» What you have to do:
Reproduce all of the data that follows, character for character.

==============================

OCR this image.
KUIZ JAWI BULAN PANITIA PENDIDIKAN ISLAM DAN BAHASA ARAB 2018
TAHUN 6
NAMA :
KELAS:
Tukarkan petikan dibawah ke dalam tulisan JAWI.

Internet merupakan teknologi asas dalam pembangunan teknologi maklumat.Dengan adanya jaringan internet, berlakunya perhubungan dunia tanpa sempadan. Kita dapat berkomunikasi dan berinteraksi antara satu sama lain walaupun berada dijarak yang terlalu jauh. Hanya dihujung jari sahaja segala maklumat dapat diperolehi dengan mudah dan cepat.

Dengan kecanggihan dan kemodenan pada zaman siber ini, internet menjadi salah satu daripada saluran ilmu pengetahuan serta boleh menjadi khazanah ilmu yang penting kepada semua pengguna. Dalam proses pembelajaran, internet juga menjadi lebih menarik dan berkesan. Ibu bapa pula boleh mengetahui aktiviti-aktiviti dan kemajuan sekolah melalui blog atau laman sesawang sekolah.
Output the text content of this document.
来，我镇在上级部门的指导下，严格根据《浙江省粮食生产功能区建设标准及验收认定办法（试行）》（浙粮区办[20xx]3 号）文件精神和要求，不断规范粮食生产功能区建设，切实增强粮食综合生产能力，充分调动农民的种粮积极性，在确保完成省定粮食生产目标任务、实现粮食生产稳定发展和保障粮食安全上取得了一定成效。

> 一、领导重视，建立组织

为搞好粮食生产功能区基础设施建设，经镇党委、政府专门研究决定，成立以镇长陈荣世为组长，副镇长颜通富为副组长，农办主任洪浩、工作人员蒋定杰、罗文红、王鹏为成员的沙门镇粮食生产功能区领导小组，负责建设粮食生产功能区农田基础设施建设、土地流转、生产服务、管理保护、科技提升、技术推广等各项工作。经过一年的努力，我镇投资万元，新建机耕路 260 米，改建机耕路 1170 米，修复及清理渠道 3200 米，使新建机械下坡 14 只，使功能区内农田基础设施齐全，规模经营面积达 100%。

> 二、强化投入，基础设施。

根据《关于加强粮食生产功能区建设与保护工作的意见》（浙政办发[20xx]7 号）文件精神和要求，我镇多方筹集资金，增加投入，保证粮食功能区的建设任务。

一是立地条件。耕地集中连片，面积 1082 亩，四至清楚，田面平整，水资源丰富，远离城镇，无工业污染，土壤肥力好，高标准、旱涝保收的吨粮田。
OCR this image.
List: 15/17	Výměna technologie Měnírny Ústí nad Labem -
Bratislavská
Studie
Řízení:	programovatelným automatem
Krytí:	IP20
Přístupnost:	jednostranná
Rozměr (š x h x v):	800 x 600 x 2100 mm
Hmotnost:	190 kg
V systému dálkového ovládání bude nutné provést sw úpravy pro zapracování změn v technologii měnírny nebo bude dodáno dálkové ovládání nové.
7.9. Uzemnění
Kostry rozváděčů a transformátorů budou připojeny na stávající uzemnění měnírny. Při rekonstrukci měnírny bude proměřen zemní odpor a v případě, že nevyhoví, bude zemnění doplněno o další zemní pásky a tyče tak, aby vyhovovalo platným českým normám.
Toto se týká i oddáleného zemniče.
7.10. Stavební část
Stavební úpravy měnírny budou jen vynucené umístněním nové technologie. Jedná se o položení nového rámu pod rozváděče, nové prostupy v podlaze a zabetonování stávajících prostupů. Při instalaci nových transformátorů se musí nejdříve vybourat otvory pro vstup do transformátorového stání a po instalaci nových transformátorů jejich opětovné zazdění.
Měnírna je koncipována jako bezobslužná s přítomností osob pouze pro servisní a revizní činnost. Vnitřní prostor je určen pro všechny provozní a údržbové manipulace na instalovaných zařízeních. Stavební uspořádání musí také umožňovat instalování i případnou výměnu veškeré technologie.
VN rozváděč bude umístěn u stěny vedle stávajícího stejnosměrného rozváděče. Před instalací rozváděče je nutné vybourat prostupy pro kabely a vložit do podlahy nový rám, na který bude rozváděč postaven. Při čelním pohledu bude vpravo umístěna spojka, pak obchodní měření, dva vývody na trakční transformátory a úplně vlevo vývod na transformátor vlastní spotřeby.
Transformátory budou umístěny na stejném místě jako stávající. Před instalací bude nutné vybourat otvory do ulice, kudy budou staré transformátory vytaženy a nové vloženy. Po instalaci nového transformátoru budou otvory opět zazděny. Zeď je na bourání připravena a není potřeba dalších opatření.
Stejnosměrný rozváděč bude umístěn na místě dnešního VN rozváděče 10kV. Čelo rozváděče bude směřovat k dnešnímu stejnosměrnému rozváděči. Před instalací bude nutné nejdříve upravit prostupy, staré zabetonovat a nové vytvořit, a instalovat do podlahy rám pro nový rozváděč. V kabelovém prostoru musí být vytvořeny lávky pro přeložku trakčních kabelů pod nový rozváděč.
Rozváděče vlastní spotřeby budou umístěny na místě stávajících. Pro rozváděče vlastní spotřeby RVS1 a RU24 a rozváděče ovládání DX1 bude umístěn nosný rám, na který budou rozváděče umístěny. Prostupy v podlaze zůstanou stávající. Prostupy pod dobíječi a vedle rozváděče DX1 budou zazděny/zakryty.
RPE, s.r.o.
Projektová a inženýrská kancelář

==============================

» Answer to this problem:
OCR this image.
KUIZ JAWI BULAN PANITIA PENDIDIKAN ISLAM DAN BAHASA ARAB 2018
TAHUN 6
NAMA :
KELAS:
Tukarkan petikan dibawah ke dalam tulisan JAWI.

Internet merupakan teknologi asas dalam pembangunan teknologi maklumat.Dengan adanya jaringan internet, berlakunya perhubungan dunia tanpa sempadan. Kita dapat berkomunikasi dan berinteraksi antara satu sama lain walaupun berada dijarak yang terlalu jauh. Hanya dihujung jari sahaja segala maklumat dapat diperolehi dengan mudah dan cepat.

Dengan kecanggihan dan kemodenan pada zaman siber ini, internet menjadi salah satu daripada saluran ilmu pengetahuan serta boleh menjadi khazanah ilmu yang penting kepada semua pengguna. Dalam proses pembelajaran, internet juga menjadi lebih menarik dan berkesan. Ibu bapa pula boleh mengetahui aktiviti-aktiviti dan kemajuan sekolah melalui blog atau laman sesawang sekolah.
Output the text content of this document.
来，我镇在上级部门的指导下，严格根据《浙江省粮食生产功能区建设标准及验收认定办法（试行）》（浙粮区办[20xx]3 号）文件精神和要求，不断规范粮食生产功能区建设，切实增强粮食综合生产能力，充分调动农民的种粮积极性，在确保完成省定粮食生产目标任务、实现粮食生产稳定发展和保障粮食安全上取得了一定成效。

> 一、领导重视，建立组织

为搞好粮食生产功能区基础设施建设，经镇党委、政府专门研究决定，成立以镇长陈荣世为组长，副镇长颜通富为副组长，农办主任洪浩、工作人员蒋定杰、罗文红、王鹏为成员的沙门镇粮食生产功能区领导小组，负责建设粮食生产功能区农田基础设施建设、土地流转、生产服务、管理保护、科技提升、技术推广等各项工作。经过一年的努力，我镇投资万元，新建机耕路 260 米，改建机耕路 1170 米，修复及清理渠道 3200 米，使新建机械下坡 14 只，使功能区内农田基础设施齐全，规模经营面积达 100%。

> 二、强化投入，基础设施。

根据《关于加强粮食生产功能区建设与保护工作的意见》（浙政办发[20xx]7 号）文件精神和要求，我镇多方筹集资金，增加投入，保证粮食功能区的建设任务。

一是立地条件。耕地集中连片，面积 1082 亩，四至清楚，田面平整，水资源丰富，远离城镇，无工业污染，土壤肥力好，高标准、旱涝保收的吨粮田。
OCR this image.
List: 15/17	Výměna technologie Měnírny Ústí nad Labem -
Bratislavská
Studie
Řízení:	programovatelným automatem
Krytí:	IP20
Přístupnost:	jednostranná
Rozměr (š x h x v):	800 x 600 x 2100 mm
Hmotnost:	190 kg
V systému dálkového ovládání bude nutné provést sw úpravy pro zapracování změn v technologii měnírny nebo bude dodáno dálkové ovládání nové.
7.9. Uzemnění
Kostry rozváděčů a transformátorů budou připojeny na stávající uzemnění měnírny. Při rekonstrukci měnírny bude proměřen zemní odpor a v případě, že nevyhoví, bude zemnění doplněno o další zemní pásky a tyče tak, aby vyhovovalo platným českým normám.
Toto se týká i oddáleného zemniče.
7.10. Stavební část
Stavební úpravy měnírny budou jen vynucené umístněním nové technologie. Jedná se o položení nového rámu pod rozváděče, nové prostupy v podlaze a zabetonování stávajících prostupů. Při instalaci nových transformátorů se musí nejdříve vybourat otvory pro vstup do transformátorového stání a po instalaci nových transformátorů jejich opětovné zazdění.
Měnírna je koncipována jako bezobslužná s přítomností osob pouze pro servisní a revizní činnost. Vnitřní prostor je určen pro všechny provozní a údržbové manipulace na instalovaných zařízeních. Stavební uspořádání musí také umožňovat instalování i případnou výměnu veškeré technologie.
VN rozváděč bude umístěn u stěny vedle stávajícího stejnosměrného rozváděče. Před instalací rozváděče je nutné vybourat prostupy pro kabely a vložit do podlahy nový rám, na který bude rozváděč postaven. Při čelním pohledu bude vpravo umístěna spojka, pak obchodní měření, dva vývody na trakční transformátory a úplně vlevo vývod na transformátor vlastní spotřeby.
Transformátory budou umístěny na stejném místě jako stávající. Před instalací bude nutné vybourat otvory do ulice, kudy budou staré transformátory vytaženy a nové vloženy. Po instalaci nového transformátoru budou otvory opět zazděny. Zeď je na bourání připravena a není potřeba dalších opatření.
Stejnosměrný rozváděč bude umístěn na místě dnešního VN rozváděče 10kV. Čelo rozváděče bude směřovat k dnešnímu stejnosměrnému rozváděči. Před instalací bude nutné nejdříve upravit prostupy, staré zabetonovat a nové vytvořit, a instalovat do podlahy rám pro nový rozváděč. V kabelovém prostoru musí být vytvořeny lávky pro přeložku trakčních kabelů pod nový rozváděč.
Rozváděče vlastní spotřeby budou umístěny na místě stávajících. Pro rozváděče vlastní spotřeby RVS1 a RU24 a rozváděče ovládání DX1 bude umístěn nosný rám, na který budou rozváděče umístěny. Prostupy v podlaze zůstanou stávající. Prostupy pod dobíječi a vedle rozváděče DX1 budou zazděny/zakryty.
RPE, s.r.o.
Projektová a inženýrská kancelář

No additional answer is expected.